## What you will do
Collect each line of the entries that holds the string "JSON".

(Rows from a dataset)

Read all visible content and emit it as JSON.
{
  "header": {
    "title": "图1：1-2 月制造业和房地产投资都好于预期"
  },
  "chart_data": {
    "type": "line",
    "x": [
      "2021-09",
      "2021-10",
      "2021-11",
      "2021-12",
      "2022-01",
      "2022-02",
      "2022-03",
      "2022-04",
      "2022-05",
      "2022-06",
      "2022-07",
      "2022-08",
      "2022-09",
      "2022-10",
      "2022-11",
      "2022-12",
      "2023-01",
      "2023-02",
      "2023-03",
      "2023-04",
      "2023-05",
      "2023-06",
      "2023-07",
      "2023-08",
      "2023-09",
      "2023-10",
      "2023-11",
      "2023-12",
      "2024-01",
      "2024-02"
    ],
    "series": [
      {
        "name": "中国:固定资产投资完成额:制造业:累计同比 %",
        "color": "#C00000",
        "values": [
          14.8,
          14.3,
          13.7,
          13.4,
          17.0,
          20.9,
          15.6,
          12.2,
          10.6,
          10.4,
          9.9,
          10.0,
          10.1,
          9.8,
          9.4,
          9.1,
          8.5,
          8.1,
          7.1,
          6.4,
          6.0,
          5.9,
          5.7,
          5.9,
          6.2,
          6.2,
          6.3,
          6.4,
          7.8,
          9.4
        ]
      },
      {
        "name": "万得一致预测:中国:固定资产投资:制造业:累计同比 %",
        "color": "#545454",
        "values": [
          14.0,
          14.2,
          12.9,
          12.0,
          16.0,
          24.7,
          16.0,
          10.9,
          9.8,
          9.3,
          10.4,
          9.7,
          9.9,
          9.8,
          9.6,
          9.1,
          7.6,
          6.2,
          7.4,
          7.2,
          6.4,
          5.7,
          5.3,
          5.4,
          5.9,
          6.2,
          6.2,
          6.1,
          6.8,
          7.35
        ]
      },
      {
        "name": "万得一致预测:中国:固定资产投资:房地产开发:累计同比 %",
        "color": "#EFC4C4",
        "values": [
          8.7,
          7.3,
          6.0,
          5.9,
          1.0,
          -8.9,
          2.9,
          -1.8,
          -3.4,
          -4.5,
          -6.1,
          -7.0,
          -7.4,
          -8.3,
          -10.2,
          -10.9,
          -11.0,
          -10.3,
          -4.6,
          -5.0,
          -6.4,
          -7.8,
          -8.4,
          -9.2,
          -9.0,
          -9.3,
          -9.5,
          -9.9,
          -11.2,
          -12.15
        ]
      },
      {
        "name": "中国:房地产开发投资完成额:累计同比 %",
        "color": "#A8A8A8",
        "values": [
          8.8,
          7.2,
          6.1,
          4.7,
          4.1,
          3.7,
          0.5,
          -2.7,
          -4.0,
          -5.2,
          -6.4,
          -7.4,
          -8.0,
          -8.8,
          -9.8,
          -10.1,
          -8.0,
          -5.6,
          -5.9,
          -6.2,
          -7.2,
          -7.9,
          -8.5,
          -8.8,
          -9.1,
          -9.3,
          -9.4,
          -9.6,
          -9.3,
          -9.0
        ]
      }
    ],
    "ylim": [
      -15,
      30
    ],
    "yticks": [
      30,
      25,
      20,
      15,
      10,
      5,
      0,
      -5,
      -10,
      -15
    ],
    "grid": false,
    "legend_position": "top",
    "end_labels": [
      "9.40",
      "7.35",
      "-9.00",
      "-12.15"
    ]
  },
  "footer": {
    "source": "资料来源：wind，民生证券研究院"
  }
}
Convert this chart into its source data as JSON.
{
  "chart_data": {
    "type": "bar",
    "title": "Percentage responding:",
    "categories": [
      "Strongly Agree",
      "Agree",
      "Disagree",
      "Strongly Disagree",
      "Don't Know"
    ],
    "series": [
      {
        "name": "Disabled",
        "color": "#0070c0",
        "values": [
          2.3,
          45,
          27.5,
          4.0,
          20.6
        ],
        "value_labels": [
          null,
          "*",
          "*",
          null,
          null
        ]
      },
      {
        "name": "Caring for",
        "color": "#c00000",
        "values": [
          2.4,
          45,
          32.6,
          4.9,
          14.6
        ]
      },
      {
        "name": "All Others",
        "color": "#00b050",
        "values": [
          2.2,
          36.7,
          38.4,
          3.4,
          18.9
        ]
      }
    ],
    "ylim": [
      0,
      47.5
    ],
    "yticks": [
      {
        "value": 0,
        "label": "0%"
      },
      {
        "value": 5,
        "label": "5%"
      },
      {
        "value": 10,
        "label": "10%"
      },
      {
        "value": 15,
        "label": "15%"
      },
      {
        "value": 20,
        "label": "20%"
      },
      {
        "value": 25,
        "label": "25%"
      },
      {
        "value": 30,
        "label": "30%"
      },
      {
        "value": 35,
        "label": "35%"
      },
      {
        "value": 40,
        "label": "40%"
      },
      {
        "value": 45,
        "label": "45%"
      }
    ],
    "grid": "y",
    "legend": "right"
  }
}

## Complete answer
Read all visible content and emit it as JSON.
Convert this chart into its source data as JSON.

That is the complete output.